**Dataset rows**
========

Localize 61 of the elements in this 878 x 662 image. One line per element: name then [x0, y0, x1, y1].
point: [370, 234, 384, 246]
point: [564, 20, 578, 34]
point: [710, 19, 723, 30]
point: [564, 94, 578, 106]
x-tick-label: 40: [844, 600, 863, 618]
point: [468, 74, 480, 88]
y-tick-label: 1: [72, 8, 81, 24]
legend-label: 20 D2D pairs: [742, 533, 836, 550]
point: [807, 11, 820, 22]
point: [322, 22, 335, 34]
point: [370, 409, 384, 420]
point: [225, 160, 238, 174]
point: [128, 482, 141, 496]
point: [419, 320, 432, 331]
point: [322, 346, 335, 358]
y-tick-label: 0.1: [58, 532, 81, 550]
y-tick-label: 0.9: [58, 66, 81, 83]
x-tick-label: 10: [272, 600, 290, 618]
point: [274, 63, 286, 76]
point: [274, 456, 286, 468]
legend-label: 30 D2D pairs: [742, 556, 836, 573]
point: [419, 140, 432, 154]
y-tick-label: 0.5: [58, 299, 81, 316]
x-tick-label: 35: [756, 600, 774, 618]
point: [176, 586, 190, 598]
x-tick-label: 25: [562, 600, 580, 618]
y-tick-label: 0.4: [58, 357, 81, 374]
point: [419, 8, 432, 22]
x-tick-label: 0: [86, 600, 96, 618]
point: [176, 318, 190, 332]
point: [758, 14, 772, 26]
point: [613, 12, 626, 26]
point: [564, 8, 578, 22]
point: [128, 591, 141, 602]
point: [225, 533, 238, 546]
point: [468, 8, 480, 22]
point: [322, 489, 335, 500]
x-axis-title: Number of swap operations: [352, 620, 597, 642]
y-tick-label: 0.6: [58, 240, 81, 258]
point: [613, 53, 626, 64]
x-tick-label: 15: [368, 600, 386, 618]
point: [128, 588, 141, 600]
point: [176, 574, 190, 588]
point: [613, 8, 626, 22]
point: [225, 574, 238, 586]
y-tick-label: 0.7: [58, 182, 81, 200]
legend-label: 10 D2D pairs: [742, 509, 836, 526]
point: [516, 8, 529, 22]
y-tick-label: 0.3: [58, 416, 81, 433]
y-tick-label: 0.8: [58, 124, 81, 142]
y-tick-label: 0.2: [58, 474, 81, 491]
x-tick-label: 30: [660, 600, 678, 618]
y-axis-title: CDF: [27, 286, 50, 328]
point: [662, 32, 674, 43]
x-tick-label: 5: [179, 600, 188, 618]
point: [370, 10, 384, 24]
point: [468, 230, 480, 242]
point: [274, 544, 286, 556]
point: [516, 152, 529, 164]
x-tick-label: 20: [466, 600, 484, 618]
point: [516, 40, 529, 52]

========

**Your objective**
Convert the items, from the first line through the line containing "point: [613, 8, 626, 22]", into a Markdown table with the columns Row and Content, skipping any blank lines.

**Response below**
| Row | Content |
|---|---|
| 1 | Localize 61 of the elements in this 878 x 662 image. One line per element: name then [x0, y0, x1, y1]. |
| 2 | point: [370, 234, 384, 246] |
| 3 | point: [564, 20, 578, 34] |
| 4 | point: [710, 19, 723, 30] |
| 5 | point: [564, 94, 578, 106] |
| 6 | x-tick-label: 40: [844, 600, 863, 618] |
| 7 | point: [468, 74, 480, 88] |
| 8 | y-tick-label: 1: [72, 8, 81, 24] |
| 9 | legend-label: 20 D2D pairs: [742, 533, 836, 550] |
| 10 | point: [807, 11, 820, 22] |
| 11 | point: [322, 22, 335, 34] |
| 12 | point: [370, 409, 384, 420] |
| 13 | point: [225, 160, 238, 174] |
| 14 | point: [128, 482, 141, 496] |
| 15 | point: [419, 320, 432, 331] |
| 16 | point: [322, 346, 335, 358] |
| 17 | y-tick-label: 0.1: [58, 532, 81, 550] |
| 18 | y-tick-label: 0.9: [58, 66, 81, 83] |
| 19 | x-tick-label: 10: [272, 600, 290, 618] |
| 20 | point: [274, 63, 286, 76] |
| 21 | point: [274, 456, 286, 468] |
| 22 | legend-label: 30 D2D pairs: [742, 556, 836, 573] |
| 23 | point: [419, 140, 432, 154] |
| 24 | y-tick-label: 0.5: [58, 299, 81, 316] |
| 25 | x-tick-label: 35: [756, 600, 774, 618] |
| 26 | point: [176, 586, 190, 598] |
| 27 | x-tick-label: 25: [562, 600, 580, 618] |
| 28 | y-tick-label: 0.4: [58, 357, 81, 374] |
| 29 | point: [419, 8, 432, 22] |
| 30 | x-tick-label: 0: [86, 600, 96, 618] |
| 31 | point: [176, 318, 190, 332] |
| 32 | point: [758, 14, 772, 26] |
| 33 | point: [613, 12, 626, 26] |
| 34 | point: [564, 8, 578, 22] |
| 35 | point: [128, 591, 141, 602] |
| 36 | point: [225, 533, 238, 546] |
| 37 | point: [468, 8, 480, 22] |
| 38 | point: [322, 489, 335, 500] |
| 39 | x-axis-title: Number of swap operations: [352, 620, 597, 642] |
| 40 | y-tick-label: 0.6: [58, 240, 81, 258] |
| 41 | point: [613, 53, 626, 64] |
| 42 | x-tick-label: 15: [368, 600, 386, 618] |
| 43 | point: [128, 588, 141, 600] |
| 44 | point: [176, 574, 190, 588] |
| 45 | point: [613, 8, 626, 22] |